▸ Task directions
Locate the lines of the listing below that hold "Ответы", then copy each of them.
——
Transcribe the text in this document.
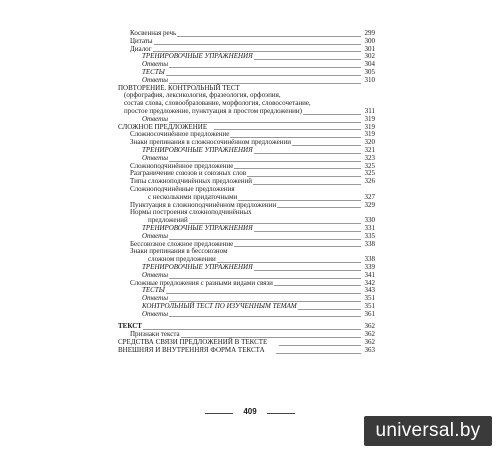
Косвенная речь	299
Цитаты	300
Диалог	301
ТРЕНИРОВОЧНЫЕ УПРАЖНЕНИЯ	302
Ответы	304
ТЕСТЫ	305
Ответы	310
ПОВТОРЕНИЕ. КОНТРОЛЬНЫЙ ТЕСТ
(орфография, лексикология, фразеология, орфоэпия,
состав слова, словообразование, морфология, словосочетание,
простое предложение, пунктуация в простом предложении)	311
Ответы	319
СЛОЖНОЕ ПРЕДЛОЖЕНИЕ	319
Сложносочинённое предложение	319
Знаки препинания в сложносочинённом предложении	320
ТРЕНИРОВОЧНЫЕ УПРАЖНЕНИЯ	321
Ответы	323
Сложноподчинённое предложение	325
Разграничение союзов и союзных слов	325
Типы сложноподчинённых предложений	326
Сложноподчинённые предложения
с несколькими придаточными	327
Пунктуация в сложноподчинённом предложении	329
Нормы построения сложноподчинённых
предложений	330
ТРЕНИРОВОЧНЫЕ УПРАЖНЕНИЯ	331
Ответы	335
Бессоюзное сложное предложение	338
Знаки препинания в бессоюзном
сложном предложении	338
ТРЕНИРОВОЧНЫЕ УПРАЖНЕНИЯ	339
Ответы	341
Сложные предложения с разными видами связи	342
ТЕСТЫ	343
Ответы	351
КОНТРОЛЬНЫЙ ТЕСТ ПО ИЗУЧЕННЫМ ТЕМАМ	351
Ответы	361
ТЕКСТ	362
Признаки текста	362
СРЕДСТВА СВЯЗИ ПРЕДЛОЖЕНИЙ В ТЕКСТЕ	362
ВНЕШНЯЯ И ВНУТРЕННЯЯ ФОРМА ТЕКСТА	363
409
universal.by
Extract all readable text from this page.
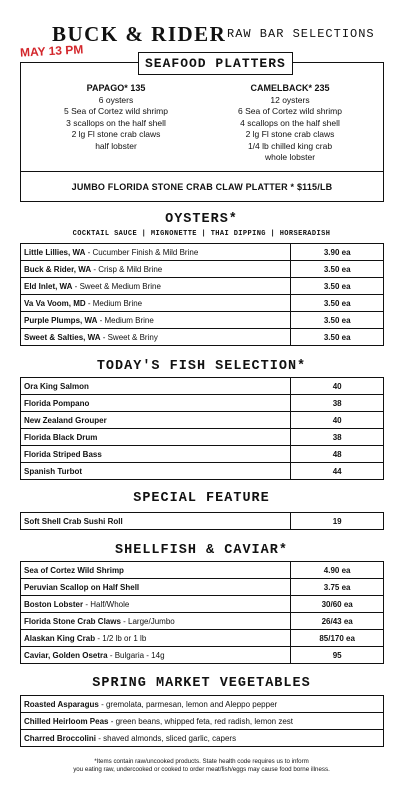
BUCK & RIDER RAW BAR SELECTIONS
MAY 13 PM
SEAFOOD PLATTERS
PAPAGO* 135
6 oysters
5 Sea of Cortez wild shrimp
3 scallops on the half shell
2 lg Fl stone crab claws
half lobster
CAMELBACK* 235
12 oysters
6 Sea of Cortez wild shrimp
4 scallops on the half shell
2 lg Fl stone crab claws
1/4 lb chilled king crab
whole lobster
JUMBO FLORIDA STONE CRAB CLAW PLATTER * $115/LB
OYSTERS*
COCKTAIL SAUCE | MIGNONETTE | THAI DIPPING | HORSERADISH
Little Lillies, WA - Cucumber Finish & Mild Brine	3.90 ea
Buck & Rider, WA - Crisp & Mild Brine	3.50 ea
Eld Inlet, WA - Sweet & Medium Brine	3.50 ea
Va Va Voom, MD - Medium Brine	3.50 ea
Purple Plumps, WA - Medium Brine	3.50 ea
Sweet & Salties, WA - Sweet & Briny	3.50 ea
TODAY'S FISH SELECTION*
Ora King Salmon	40
Florida Pompano	38
New Zealand Grouper	40
Florida Black Drum	38
Florida Striped Bass	48
Spanish Turbot	44
SPECIAL FEATURE
Soft Shell Crab Sushi Roll	19
SHELLFISH & CAVIAR*
Sea of Cortez Wild Shrimp	4.90 ea
Peruvian Scallop on Half Shell	3.75 ea
Boston Lobster - Half/Whole	30/60 ea
Florida Stone Crab Claws - Large/Jumbo	26/43 ea
Alaskan King Crab - 1/2 lb or 1 lb	85/170 ea
Caviar, Golden Osetra - Bulgaria - 14g	95
SPRING MARKET VEGETABLES
Roasted Asparagus - gremolata, parmesan, lemon and Aleppo pepper
Chilled Heirloom Peas - green beans, whipped feta, red radish, lemon zest
Charred Broccolini - shaved almonds, sliced garlic, capers
*Items contain raw/uncooked products. State health code requires us to inform
you eating raw, undercooked or cooked to order meat/fish/eggs may cause food borne illness.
——
▸ Solution to this exercise
Ответы	304
Ответы	310
Ответы	319
Ответы	323
Ответы	335
Ответы	341
Ответы	351
Ответы	361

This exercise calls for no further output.